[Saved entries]
====

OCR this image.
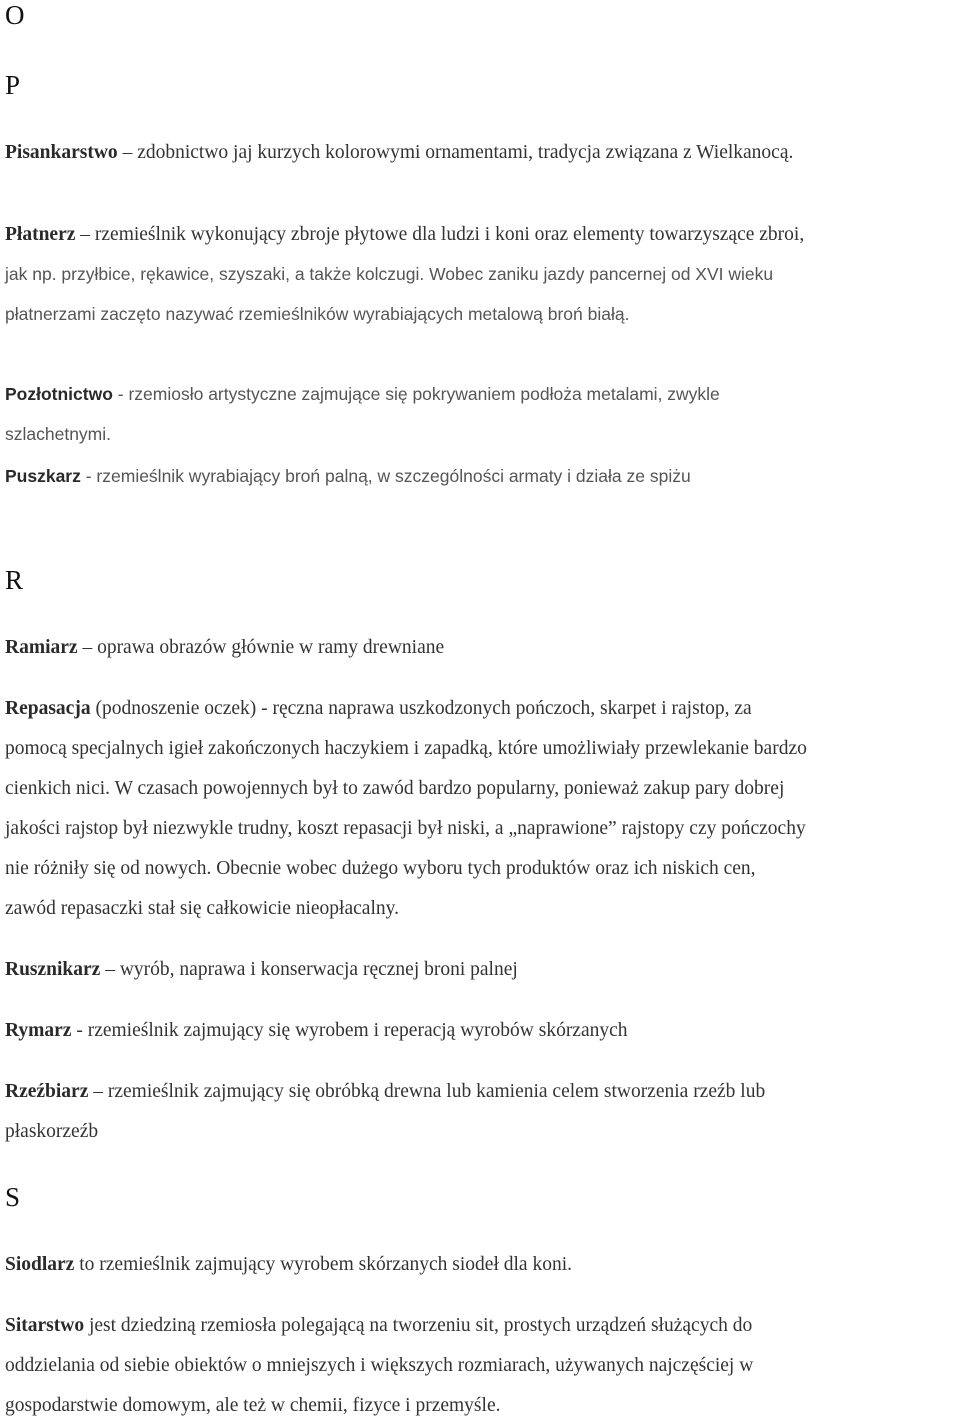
O
P

Pisankarstwo – zdobnictwo jaj kurzych kolorowymi ornamentami, tradycja związana z Wielkanocą.

Płatnerz – rzemieślnik wykonujący zbroje płytowe dla ludzi i koni oraz elementy towarzyszące zbroi,

jak np. przyłbice, rękawice, szyszaki, a także kolczugi. Wobec zaniku jazdy pancernej od XVI wieku

płatnerzami zaczęto nazywać rzemieślników wyrabiających metalową broń białą.

Pozłotnictwo - rzemiosło artystyczne zajmujące się pokrywaniem podłoża metalami, zwykle

szlachetnymi.

Puszkarz - rzemieślnik wyrabiający broń palną, w szczególności armaty i działa ze spiżu

R

Ramiarz – oprawa obrazów głównie w ramy drewniane

Repasacja (podnoszenie oczek) - ręczna naprawa uszkodzonych pończoch, skarpet i rajstop, za

pomocą specjalnych igieł zakończonych haczykiem i zapadką, które umożliwiały przewlekanie bardzo

cienkich nici. W czasach powojennych był to zawód bardzo popularny, ponieważ zakup pary dobrej

jakości rajstop był niezwykle trudny, koszt repasacji był niski, a „naprawione” rajstopy czy pończochy

nie różniły się od nowych. Obecnie wobec dużego wyboru tych produktów oraz ich niskich cen,

zawód repasaczki stał się całkowicie nieopłacalny.

Rusznikarz – wyrób, naprawa i konserwacja ręcznej broni palnej

Rymarz - rzemieślnik zajmujący się wyrobem i reperacją wyrobów skórzanych

Rzeźbiarz – rzemieślnik zajmujący się obróbką drewna lub kamienia celem stworzenia rzeźb lub

płaskorzeźb

S

Siodlarz to rzemieślnik zajmujący wyrobem skórzanych siodeł dla koni.

Sitarstwo jest dziedziną rzemiosła polegającą na tworzeniu sit, prostych urządzeń służących do

oddzielania od siebie obiektów o mniejszych i większych rozmiarach, używanych najczęściej w

gospodarstwie domowym, ale też w chemii, fizyce i przemyśle.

====

> **WHAT IS EXPECTED**: Copy each line of the listing that contains the string "koni".

> **ANSWER**:
Płatnerz – rzemieślnik wykonujący zbroje płytowe dla ludzi i koni oraz elementy towarzyszące zbroi,
Siodlarz to rzemieślnik zajmujący wyrobem skórzanych siodeł dla koni.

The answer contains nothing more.